Transcribe the material verbatim in full; the pictures do not belong in the copy.

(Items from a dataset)
####################

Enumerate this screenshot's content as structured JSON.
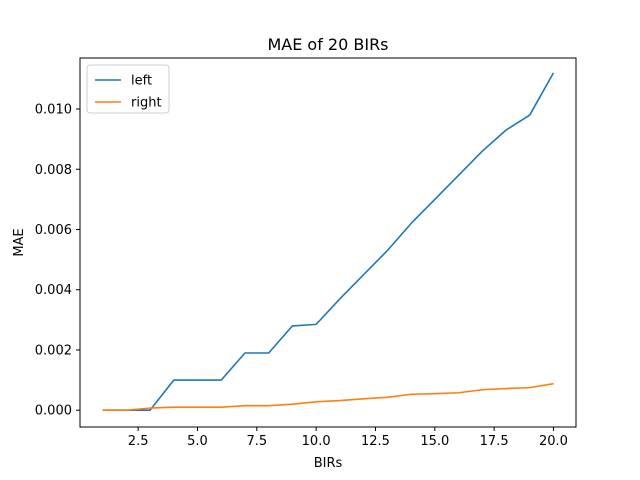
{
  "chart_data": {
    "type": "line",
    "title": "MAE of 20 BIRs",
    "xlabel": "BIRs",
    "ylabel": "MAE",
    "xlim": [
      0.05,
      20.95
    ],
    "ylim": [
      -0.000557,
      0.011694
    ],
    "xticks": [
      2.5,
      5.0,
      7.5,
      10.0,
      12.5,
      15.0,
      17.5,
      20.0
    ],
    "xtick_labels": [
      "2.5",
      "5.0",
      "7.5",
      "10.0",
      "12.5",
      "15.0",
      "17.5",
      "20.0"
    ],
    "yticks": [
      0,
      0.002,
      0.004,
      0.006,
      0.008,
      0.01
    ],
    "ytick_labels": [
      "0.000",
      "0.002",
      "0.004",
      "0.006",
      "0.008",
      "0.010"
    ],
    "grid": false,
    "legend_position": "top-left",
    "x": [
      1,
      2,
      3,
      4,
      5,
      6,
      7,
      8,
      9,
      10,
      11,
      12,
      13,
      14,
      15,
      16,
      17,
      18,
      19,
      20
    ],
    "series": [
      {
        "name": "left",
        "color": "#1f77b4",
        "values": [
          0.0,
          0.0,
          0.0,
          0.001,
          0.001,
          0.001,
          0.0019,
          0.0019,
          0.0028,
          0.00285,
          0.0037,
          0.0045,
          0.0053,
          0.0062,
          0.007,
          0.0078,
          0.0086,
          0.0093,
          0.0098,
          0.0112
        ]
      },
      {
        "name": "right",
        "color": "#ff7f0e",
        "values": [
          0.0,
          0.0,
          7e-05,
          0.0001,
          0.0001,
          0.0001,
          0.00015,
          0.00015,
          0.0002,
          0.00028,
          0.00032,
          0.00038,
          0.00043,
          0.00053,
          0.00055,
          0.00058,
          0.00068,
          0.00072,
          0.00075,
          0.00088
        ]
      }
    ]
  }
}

####################

[Answer for this exercise]
Enumerate this screenshot's content as structured JSON.
{
  "chart_data": {
    "type": "line",
    "title": "MAE of 20 BIRs",
    "xlabel": "BIRs",
    "ylabel": "MAE",
    "xlim": [
      0.05,
      20.95
    ],
    "ylim": [
      -0.000557,
      0.011694
    ],
    "xticks": [
      2.5,
      5.0,
      7.5,
      10.0,
      12.5,
      15.0,
      17.5,
      20.0
    ],
    "xtick_labels": [
      "2.5",
      "5.0",
      "7.5",
      "10.0",
      "12.5",
      "15.0",
      "17.5",
      "20.0"
    ],
    "yticks": [
      0,
      0.002,
      0.004,
      0.006,
      0.008,
      0.01
    ],
    "ytick_labels": [
      "0.000",
      "0.002",
      "0.004",
      "0.006",
      "0.008",
      "0.010"
    ],
    "grid": false,
    "legend_position": "top-left",
    "x": [
      1,
      2,
      3,
      4,
      5,
      6,
      7,
      8,
      9,
      10,
      11,
      12,
      13,
      14,
      15,
      16,
      17,
      18,
      19,
      20
    ],
    "series": [
      {
        "name": "left",
        "color": "#1f77b4",
        "values": [
          0.0,
          0.0,
          0.0,
          0.001,
          0.001,
          0.001,
          0.0019,
          0.0019,
          0.0028,
          0.00285,
          0.0037,
          0.0045,
          0.0053,
          0.0062,
          0.007,
          0.0078,
          0.0086,
          0.0093,
          0.0098,
          0.0112
        ]
      },
      {
        "name": "right",
        "color": "#ff7f0e",
        "values": [
          0.0,
          0.0,
          7e-05,
          0.0001,
          0.0001,
          0.0001,
          0.00015,
          0.00015,
          0.0002,
          0.00028,
          0.00032,
          0.00038,
          0.00043,
          0.00053,
          0.00055,
          0.00058,
          0.00068,
          0.00072,
          0.00075,
          0.00088
        ]
      }
    ]
  }
}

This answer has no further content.